_Records that describe figures_:
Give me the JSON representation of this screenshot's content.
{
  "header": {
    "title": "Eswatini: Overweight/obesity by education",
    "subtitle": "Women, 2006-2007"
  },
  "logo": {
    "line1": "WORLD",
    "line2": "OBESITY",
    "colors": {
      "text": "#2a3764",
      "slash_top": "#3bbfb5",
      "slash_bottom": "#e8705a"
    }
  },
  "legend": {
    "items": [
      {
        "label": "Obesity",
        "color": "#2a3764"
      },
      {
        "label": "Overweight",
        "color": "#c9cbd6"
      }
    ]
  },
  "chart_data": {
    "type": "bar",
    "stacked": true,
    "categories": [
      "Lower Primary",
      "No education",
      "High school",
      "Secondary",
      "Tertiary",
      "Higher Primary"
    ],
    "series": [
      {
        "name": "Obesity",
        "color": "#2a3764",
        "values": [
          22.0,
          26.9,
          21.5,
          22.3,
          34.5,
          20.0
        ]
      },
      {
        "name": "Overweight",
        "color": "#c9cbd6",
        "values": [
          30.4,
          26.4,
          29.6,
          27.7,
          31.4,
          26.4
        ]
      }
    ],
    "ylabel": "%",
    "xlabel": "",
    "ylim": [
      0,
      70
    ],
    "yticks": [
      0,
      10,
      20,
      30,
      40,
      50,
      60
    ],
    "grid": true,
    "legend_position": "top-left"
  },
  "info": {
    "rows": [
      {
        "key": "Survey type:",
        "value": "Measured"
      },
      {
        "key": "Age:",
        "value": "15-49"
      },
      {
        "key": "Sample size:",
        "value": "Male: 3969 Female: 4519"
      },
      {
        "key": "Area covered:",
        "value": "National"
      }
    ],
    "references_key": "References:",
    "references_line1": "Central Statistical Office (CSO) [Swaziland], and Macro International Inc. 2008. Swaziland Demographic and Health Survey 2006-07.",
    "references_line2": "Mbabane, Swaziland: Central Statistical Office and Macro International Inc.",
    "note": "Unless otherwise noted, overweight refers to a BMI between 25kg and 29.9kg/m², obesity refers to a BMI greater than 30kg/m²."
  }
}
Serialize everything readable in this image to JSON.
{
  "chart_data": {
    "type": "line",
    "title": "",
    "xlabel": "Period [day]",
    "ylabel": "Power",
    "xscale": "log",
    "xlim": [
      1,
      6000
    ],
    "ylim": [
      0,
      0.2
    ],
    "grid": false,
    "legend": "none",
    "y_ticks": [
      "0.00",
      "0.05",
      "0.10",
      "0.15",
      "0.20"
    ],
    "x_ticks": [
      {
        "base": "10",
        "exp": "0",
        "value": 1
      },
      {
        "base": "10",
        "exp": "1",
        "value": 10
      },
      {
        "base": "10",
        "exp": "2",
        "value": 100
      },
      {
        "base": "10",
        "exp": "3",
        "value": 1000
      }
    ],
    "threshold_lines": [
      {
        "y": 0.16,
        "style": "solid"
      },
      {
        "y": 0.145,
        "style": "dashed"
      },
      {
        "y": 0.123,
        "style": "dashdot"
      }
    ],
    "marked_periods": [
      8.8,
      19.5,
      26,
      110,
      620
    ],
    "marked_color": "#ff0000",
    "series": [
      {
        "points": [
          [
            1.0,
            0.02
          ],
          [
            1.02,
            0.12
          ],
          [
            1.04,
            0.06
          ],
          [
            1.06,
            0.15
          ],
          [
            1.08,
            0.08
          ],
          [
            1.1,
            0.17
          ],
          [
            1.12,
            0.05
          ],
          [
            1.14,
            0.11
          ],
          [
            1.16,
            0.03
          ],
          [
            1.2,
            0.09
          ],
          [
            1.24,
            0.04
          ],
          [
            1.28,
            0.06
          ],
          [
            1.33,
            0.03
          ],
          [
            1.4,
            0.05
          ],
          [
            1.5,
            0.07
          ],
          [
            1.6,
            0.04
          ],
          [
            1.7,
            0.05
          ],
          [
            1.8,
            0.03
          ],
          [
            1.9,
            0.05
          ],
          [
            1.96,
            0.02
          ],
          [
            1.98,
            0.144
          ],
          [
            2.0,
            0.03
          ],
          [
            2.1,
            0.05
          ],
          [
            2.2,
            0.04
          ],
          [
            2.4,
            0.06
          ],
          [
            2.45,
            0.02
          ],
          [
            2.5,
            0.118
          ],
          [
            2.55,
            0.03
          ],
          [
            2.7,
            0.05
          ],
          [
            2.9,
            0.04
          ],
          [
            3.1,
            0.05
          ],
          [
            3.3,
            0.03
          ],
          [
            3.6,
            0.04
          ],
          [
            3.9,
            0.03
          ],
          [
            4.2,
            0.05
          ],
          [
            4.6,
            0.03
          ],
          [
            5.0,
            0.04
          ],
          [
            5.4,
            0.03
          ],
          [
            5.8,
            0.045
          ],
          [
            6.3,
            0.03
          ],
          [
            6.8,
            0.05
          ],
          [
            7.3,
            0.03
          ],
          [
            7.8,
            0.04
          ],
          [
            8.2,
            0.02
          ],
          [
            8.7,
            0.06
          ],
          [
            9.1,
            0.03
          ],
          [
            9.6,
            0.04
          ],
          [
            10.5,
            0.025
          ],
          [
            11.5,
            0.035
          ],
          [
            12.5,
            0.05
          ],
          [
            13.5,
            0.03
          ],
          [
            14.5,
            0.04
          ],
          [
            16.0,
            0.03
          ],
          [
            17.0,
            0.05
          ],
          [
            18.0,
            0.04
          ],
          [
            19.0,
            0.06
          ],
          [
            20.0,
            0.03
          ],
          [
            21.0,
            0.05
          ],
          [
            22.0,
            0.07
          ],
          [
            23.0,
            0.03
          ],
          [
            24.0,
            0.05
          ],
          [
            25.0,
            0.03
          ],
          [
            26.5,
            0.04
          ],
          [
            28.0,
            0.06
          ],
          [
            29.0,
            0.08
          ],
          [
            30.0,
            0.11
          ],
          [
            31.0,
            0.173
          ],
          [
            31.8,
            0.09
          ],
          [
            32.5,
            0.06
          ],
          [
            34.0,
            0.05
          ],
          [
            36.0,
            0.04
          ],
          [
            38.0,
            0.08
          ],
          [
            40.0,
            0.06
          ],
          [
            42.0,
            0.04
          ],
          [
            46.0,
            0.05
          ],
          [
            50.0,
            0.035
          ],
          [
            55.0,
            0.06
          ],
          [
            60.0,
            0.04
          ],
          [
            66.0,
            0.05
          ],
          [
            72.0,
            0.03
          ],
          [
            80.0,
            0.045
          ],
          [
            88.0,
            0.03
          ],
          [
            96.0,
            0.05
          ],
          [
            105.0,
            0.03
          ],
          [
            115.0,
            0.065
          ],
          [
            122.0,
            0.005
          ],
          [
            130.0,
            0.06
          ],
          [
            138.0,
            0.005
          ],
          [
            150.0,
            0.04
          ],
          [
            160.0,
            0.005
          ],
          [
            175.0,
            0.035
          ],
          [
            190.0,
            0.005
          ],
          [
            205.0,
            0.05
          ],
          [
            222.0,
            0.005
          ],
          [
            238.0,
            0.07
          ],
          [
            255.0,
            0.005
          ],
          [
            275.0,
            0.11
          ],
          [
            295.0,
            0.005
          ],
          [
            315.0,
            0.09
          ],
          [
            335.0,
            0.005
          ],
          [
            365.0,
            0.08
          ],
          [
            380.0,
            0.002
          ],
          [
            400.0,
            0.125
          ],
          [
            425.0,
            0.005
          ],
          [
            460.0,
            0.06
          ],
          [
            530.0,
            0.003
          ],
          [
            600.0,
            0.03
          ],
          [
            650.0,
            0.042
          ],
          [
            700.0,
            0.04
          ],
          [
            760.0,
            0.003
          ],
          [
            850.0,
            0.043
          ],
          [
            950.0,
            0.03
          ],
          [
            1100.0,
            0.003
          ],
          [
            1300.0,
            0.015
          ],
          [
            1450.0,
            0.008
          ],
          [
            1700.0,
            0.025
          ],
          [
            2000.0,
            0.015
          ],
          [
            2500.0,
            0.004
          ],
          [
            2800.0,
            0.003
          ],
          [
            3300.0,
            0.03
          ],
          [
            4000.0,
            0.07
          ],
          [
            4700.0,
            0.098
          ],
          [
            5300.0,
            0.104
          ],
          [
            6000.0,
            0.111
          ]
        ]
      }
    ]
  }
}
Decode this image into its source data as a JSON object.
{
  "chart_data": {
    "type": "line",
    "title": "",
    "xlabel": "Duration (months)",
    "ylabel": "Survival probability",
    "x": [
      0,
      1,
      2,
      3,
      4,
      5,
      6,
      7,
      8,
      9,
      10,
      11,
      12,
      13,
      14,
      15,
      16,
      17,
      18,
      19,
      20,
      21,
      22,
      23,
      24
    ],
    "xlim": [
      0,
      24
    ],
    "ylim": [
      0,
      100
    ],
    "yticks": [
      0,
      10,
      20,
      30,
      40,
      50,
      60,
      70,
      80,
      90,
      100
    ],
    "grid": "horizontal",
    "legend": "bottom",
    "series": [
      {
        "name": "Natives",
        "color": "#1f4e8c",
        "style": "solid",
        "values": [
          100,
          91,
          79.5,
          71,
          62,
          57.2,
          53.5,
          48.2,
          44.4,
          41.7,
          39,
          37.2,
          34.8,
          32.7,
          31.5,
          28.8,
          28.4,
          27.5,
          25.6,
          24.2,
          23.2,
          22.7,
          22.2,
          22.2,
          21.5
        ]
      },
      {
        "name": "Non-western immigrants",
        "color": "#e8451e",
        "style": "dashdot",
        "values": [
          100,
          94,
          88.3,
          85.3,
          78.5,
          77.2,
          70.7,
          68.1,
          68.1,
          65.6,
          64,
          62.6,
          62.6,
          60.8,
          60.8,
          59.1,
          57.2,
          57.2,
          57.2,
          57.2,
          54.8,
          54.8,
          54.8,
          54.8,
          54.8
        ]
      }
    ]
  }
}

_Exercise prompt_:
Copy every line of the listing where the word "Office" appears.

_The output_:
    "references_line1": "Central Statistical Office (CSO) [Swaziland], and Macro International Inc. 2008. Swaziland Demographic and Health Survey 2006-07.",
    "references_line2": "Mbabane, Swaziland: Central Statistical Office and Macro International Inc.",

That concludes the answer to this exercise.